DIRECTION: Collect the lines of the entries where "stampate" shows up.

* Begin DATA LINES *

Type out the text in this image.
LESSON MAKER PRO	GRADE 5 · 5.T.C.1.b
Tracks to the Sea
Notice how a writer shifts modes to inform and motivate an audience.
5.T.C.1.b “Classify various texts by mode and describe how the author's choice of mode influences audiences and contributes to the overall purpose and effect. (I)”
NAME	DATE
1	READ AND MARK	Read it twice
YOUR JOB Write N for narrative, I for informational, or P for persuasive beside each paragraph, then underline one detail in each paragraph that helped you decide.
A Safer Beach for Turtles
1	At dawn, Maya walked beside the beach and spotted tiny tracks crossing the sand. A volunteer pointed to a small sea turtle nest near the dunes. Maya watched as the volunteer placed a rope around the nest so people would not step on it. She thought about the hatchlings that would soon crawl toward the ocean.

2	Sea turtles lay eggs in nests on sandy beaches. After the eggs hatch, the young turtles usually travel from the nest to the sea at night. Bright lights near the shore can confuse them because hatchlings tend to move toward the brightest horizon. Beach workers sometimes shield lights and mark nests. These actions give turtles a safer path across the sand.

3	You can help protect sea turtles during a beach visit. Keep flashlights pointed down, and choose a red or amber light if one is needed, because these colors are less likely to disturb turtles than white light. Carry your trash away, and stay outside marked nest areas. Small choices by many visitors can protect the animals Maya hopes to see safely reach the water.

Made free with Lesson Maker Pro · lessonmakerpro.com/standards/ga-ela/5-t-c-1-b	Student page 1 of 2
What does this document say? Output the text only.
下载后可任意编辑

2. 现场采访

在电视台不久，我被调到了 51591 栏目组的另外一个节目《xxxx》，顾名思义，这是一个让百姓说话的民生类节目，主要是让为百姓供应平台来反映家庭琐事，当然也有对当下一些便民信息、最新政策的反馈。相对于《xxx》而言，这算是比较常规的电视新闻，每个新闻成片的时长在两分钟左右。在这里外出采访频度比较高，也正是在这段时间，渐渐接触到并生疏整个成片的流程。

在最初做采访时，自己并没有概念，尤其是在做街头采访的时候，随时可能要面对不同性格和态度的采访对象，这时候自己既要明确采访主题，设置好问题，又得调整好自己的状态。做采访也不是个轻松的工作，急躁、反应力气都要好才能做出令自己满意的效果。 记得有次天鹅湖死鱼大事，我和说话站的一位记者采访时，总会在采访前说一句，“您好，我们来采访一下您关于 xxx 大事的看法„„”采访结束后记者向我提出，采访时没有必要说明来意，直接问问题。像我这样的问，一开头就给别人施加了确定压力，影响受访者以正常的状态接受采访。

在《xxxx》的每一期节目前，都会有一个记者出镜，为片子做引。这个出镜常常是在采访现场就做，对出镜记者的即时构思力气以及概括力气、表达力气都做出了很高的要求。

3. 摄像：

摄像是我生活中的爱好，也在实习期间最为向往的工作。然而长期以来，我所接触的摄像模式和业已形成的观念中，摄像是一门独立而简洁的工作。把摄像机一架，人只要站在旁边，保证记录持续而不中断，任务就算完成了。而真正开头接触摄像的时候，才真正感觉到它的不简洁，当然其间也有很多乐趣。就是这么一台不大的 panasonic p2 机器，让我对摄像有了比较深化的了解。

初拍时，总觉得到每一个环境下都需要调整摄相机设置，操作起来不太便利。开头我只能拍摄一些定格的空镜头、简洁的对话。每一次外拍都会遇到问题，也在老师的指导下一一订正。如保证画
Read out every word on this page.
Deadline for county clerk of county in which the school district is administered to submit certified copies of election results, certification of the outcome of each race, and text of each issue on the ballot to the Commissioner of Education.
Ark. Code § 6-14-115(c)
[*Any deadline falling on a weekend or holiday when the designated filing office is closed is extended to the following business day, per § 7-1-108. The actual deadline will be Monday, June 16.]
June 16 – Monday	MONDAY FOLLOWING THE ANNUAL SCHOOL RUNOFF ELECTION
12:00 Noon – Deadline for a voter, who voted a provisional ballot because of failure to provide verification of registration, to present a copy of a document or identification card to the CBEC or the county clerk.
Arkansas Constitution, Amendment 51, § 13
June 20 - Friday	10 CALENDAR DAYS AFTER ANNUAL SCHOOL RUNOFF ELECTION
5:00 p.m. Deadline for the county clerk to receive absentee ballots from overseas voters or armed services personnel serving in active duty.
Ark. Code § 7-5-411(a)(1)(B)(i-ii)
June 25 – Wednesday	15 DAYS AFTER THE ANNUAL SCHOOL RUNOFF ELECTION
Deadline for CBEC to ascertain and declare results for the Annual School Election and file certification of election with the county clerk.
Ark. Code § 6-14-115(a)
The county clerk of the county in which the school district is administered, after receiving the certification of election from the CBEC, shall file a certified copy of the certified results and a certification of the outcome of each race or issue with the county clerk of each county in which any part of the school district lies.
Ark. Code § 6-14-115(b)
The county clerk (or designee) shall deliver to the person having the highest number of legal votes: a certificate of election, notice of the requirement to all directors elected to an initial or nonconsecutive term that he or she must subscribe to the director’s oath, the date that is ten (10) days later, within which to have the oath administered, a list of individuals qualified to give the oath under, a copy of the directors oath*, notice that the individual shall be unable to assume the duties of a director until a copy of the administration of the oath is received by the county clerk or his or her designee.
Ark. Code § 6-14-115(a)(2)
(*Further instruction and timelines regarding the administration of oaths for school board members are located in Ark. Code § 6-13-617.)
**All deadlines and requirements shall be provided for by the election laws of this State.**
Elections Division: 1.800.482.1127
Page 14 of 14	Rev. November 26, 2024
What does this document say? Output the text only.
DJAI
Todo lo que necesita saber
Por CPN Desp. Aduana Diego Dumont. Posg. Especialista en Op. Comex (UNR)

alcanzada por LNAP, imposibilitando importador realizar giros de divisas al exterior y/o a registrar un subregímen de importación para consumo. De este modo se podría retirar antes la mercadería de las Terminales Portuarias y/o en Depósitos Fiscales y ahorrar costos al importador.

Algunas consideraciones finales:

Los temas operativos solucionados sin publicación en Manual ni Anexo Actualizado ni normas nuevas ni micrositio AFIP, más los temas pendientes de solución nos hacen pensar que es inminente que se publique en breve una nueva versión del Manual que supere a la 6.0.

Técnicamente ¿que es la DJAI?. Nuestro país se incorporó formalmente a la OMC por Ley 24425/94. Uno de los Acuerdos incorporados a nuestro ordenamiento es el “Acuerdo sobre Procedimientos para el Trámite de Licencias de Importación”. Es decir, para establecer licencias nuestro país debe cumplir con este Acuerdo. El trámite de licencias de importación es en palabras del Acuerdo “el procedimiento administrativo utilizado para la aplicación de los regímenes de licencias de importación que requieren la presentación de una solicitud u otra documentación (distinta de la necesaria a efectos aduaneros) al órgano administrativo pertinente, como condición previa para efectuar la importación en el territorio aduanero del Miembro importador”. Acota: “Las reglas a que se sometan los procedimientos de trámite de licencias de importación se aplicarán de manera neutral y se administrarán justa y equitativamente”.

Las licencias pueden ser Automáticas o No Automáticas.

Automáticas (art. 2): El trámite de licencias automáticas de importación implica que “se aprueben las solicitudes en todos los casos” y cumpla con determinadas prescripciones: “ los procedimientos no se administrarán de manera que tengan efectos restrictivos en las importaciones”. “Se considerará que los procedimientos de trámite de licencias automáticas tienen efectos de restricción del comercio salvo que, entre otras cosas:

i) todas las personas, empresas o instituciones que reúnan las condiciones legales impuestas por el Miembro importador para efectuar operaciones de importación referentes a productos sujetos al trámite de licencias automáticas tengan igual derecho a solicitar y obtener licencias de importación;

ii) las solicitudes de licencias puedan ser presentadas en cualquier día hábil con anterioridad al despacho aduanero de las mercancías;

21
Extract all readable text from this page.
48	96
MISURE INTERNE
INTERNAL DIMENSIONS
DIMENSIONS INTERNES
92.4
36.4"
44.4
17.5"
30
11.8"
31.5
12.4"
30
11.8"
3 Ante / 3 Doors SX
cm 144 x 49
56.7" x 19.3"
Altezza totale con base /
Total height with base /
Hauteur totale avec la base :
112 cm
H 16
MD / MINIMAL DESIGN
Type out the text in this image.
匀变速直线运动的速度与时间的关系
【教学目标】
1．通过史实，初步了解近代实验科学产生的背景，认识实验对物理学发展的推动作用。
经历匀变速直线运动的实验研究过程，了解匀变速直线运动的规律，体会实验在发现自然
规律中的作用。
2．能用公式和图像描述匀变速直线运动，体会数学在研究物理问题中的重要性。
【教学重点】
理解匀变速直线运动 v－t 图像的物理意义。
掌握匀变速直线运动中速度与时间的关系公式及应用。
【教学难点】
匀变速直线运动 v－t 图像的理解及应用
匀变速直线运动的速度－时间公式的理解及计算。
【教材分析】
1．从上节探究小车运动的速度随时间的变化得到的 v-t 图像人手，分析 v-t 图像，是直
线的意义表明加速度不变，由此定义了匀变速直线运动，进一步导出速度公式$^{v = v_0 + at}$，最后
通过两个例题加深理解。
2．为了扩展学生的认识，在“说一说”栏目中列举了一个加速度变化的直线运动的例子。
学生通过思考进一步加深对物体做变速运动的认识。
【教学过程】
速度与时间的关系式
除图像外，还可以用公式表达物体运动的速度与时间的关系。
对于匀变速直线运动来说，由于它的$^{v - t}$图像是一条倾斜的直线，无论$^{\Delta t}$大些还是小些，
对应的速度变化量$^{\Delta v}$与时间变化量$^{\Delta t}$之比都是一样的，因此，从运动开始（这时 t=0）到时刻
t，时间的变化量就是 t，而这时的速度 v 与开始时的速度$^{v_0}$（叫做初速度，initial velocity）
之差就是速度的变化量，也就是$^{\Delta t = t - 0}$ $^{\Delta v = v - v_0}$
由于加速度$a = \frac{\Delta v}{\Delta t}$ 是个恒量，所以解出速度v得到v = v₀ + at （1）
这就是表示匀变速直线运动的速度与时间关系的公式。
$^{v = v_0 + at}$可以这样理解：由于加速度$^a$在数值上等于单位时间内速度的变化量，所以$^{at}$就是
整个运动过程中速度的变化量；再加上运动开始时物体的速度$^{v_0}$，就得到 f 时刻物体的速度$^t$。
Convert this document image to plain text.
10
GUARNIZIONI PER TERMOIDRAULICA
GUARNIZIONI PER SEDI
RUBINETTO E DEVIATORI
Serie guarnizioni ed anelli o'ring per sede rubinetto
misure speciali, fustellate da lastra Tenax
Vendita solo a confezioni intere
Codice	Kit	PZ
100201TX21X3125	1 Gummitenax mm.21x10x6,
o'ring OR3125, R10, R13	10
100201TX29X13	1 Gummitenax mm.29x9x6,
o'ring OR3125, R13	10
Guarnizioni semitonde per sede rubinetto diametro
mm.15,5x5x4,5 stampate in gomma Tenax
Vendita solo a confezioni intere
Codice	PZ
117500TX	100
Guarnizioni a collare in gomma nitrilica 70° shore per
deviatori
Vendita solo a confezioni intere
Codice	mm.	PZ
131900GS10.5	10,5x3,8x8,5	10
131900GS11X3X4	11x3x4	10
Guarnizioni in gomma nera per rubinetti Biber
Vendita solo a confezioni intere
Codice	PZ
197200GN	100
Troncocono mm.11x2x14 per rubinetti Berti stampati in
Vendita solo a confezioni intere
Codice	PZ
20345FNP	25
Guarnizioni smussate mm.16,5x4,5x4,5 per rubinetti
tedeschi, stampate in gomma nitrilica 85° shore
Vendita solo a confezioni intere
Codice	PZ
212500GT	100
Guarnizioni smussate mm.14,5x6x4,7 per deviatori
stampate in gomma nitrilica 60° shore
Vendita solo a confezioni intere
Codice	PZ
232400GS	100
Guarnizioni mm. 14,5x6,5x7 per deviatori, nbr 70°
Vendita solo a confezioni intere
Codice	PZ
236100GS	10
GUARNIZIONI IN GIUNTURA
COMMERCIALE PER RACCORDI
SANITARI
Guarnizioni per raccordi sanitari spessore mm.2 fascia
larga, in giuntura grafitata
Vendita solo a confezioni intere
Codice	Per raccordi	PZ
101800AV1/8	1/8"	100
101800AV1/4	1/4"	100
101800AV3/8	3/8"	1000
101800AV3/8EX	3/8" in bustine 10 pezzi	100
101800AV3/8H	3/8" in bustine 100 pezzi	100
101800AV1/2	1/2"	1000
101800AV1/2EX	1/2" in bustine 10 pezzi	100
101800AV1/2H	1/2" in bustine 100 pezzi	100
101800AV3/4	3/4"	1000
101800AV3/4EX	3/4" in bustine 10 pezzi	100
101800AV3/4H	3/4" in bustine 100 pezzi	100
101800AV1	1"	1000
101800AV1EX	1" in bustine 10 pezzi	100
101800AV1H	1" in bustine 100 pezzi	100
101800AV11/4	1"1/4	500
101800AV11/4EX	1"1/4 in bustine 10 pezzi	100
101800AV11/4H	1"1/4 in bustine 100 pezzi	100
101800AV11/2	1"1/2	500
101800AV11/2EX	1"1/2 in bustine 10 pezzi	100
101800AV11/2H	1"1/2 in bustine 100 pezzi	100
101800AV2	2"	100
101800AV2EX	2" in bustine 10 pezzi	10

* End DATA LINES *

WRITTEN RESPONSE:
mm.15,5x5x4,5 stampate in gomma Tenax
tedeschi, stampate in gomma nitrilica 85° shore
stampate in gomma nitrilica 60° shore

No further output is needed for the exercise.